— begin Material to process —

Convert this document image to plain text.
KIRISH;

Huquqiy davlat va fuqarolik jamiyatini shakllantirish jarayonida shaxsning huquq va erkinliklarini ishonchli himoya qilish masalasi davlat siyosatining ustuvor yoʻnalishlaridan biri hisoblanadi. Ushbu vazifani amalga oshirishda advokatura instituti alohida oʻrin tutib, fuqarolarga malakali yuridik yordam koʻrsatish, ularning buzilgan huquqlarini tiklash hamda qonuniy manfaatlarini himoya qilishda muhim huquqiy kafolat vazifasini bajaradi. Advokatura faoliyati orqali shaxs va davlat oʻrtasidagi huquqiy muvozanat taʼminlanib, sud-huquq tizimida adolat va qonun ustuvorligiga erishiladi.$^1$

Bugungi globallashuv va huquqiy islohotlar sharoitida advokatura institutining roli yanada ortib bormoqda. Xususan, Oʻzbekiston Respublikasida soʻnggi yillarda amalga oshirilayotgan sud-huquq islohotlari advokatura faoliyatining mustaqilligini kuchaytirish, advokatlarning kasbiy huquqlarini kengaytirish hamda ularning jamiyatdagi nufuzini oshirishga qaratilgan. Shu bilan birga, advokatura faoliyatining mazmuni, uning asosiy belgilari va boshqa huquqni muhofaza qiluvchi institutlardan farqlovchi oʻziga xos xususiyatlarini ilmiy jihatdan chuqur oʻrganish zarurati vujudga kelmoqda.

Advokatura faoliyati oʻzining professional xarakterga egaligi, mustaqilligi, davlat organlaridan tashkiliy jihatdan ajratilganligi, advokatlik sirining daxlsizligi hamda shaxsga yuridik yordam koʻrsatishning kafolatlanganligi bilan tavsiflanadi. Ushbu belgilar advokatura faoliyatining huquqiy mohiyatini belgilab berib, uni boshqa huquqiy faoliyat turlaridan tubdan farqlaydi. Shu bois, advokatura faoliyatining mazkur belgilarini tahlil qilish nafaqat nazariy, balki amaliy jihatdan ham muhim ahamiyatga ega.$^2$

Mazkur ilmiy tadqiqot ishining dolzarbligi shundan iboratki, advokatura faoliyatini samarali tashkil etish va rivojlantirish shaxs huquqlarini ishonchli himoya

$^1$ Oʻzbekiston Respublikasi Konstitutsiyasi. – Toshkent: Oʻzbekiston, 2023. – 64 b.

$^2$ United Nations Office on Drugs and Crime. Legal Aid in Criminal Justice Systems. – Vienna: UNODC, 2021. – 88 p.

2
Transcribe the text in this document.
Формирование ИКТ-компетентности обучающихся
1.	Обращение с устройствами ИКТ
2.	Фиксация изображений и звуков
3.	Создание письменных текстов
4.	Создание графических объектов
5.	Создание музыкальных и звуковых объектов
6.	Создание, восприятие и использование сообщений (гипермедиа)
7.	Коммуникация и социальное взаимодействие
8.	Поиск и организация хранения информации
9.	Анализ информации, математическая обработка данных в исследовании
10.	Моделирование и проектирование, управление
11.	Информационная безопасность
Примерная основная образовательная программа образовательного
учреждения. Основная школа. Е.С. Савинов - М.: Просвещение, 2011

— end Material to process —

* _Task details_: Extract every line above that contains the word "Создание".

* _In response_:
3.	Создание письменных текстов
4.	Создание графических объектов
5.	Создание музыкальных и звуковых объектов
6.	Создание, восприятие и использование сообщений (гипермедиа)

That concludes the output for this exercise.